● **INSTRUÇÃO 1**
Transcreva do texto sobre Jean Genet o trecho que vai de "NA ESPANHA, TORNOU-SE" até "fala por despeito.".
● **INSTRUÇÃO 2**
Dê continuidade ao texto sobre Jean Genet a partir do ponto em que ele termina.

● **TRECHO DO TEXTO**
NA ESPANHA, TORNOU-SE UM “PERCEVEJO CONSCIENTE”


Jean Genet retornou ao crime, mas evitando uma volta à cadeia. Suas artes, ele as exercia contra os editores, vendendo três ou quatro vezes os direitos de publicação de um dos seus livros, ou contra as famílias que o convidavam, furtando-lhes objetos preciosos.

- Quanto ao resto, o ambiente era favorável: há mais vício na alta sociedade do que em Pigalle ou em Montparnasse. Monsieur Anouilh pode falar: é o seu direito. Mas fala por despeito.

Quando o editor Gallimard publicou, há alguns anos atrás, as obras completas de Genet, compreendendo seis volumes, pediu um prefácio a Jean-Paul Sartre. O filósofo existencialista entuasiasmou-se e escreveu seiscentas páginas datilografadas. O católico François Mauriac qualificou-os de “autores escatológicos”. Um Ministro do Interior quis mandar retirar a edição do mercado, mas não chegou a fazê-lo.

● **Registros de uma coleção**

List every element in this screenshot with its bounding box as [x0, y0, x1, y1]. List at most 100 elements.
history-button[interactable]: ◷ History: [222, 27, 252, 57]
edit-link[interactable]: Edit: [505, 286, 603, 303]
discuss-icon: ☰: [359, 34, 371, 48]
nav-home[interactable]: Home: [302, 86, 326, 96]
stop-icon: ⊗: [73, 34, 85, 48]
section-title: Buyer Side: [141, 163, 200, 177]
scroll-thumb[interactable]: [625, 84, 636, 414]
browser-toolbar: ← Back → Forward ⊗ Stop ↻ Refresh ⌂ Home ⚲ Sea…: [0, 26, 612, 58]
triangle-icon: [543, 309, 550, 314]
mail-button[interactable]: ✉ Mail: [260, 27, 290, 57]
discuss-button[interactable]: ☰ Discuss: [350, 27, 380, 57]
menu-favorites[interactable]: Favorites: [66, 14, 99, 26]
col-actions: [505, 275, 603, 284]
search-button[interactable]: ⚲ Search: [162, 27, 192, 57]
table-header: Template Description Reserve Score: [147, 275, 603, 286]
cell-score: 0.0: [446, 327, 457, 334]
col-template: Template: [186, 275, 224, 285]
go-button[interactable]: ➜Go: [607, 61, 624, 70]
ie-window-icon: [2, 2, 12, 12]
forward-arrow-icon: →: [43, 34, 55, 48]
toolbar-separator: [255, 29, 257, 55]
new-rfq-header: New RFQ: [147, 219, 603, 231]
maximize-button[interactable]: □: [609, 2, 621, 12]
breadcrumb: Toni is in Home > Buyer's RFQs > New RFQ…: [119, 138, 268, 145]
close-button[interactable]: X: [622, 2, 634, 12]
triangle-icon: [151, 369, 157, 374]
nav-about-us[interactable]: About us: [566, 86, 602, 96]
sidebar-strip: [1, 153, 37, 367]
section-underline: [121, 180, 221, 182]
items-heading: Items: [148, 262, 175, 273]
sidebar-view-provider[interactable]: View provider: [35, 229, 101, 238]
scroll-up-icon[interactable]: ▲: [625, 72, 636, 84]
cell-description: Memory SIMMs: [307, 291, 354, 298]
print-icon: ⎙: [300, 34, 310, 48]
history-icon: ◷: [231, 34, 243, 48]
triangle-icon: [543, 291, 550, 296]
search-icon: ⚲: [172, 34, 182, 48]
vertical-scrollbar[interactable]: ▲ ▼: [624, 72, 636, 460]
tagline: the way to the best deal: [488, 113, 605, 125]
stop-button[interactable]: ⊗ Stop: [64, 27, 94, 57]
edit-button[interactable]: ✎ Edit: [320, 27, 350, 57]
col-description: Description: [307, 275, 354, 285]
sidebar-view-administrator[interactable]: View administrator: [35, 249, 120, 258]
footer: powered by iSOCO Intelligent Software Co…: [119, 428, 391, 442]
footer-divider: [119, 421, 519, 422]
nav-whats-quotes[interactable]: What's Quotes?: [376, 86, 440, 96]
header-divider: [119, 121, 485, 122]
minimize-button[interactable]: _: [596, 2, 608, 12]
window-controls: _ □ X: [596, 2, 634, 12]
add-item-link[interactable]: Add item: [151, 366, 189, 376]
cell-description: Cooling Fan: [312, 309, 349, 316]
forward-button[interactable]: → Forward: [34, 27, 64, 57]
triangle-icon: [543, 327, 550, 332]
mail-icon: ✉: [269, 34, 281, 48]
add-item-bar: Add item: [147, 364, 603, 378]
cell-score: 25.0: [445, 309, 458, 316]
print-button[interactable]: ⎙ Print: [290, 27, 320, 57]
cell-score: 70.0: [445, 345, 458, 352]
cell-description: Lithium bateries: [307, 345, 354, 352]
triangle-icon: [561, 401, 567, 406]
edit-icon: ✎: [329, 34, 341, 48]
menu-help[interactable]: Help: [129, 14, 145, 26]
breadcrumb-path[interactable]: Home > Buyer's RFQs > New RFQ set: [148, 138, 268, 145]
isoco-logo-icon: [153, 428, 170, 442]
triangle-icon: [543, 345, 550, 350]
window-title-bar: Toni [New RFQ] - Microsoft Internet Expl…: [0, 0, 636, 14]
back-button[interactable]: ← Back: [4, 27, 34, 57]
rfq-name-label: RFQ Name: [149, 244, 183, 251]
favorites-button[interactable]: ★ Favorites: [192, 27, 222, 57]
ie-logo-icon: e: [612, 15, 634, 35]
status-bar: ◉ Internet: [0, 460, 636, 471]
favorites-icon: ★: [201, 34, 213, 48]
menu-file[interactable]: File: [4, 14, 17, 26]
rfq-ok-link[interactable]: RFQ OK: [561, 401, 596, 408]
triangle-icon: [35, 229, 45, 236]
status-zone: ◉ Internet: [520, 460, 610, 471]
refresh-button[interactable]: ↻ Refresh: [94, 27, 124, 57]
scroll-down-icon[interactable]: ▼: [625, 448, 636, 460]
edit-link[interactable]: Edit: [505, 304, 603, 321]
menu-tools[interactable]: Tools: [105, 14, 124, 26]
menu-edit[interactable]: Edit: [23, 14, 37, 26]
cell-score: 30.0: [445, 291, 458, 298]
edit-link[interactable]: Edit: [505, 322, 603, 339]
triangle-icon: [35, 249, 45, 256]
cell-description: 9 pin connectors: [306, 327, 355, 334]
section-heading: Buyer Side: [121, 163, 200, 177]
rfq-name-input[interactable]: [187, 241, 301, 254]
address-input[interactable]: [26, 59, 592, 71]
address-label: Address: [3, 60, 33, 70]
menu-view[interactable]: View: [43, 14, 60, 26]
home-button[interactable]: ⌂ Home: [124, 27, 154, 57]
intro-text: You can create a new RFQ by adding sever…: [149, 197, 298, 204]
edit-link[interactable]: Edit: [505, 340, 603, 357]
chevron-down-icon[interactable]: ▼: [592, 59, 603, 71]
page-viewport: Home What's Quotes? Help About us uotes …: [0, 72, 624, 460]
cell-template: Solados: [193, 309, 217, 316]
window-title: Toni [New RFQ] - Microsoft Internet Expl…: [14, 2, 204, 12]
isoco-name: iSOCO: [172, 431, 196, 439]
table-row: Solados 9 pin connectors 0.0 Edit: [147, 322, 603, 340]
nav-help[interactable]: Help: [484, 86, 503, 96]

● **RESPOSTA DO EXERCÍCIO 1**
NA ESPANHA, TORNOU-SE UM “PERCEVEJO CONSCIENTE”


Jean Genet retornou ao crime, mas evitando uma volta à cadeia. Suas artes, ele as exercia contra os editores, vendendo três ou quatro vezes os direitos de publicação de um dos seus livros, ou contra as famílias que o convidavam, furtando-lhes objetos preciosos.

- Quanto ao resto, o ambiente era favorável: há mais vício na alta sociedade do que em Pigalle ou em Montparnasse. Monsieur Anouilh pode falar: é o seu direito. Mas fala por despeito.

● **RESPOSTA DO EXERCÍCIO 2**
- Sempre tive paciência com a Polícia. Nós nos entendemos: nada se parece mais com um criminoso do que um policia. Somos irmãos: em nossas veias corre a mesma sede de sangue e de violência. Nunca me diverti tanto como uma vez em Nice, no Comissariado onde me detinham. Dormia comigo um polícia, belo, forte e confiante. Furtei-lhe cem francos, durante a noite. Na manhã seguinte, o rapaz procurava o dinheiro por toda parte, nos lugares mais estranhos. Você já viu a cara de um roubado? Cara de roubado dá a impressão de que ele está com cólicas. Fingindo ignorância, eu dizia ao rapaz: vai lá no fundo e te alivia, acho que estás doente. Essa reflexão me salvou de mim mesmo e fiquei com o dinheiro.
Quantos anos Genet terá vivido do roubo? Com a cabeça nua oculta na gola da gabardine, ele olhava de novo para a praça da Bastilha. Um rapaz jogava tac-tac no café e a campainha da máquina soava a cada momento.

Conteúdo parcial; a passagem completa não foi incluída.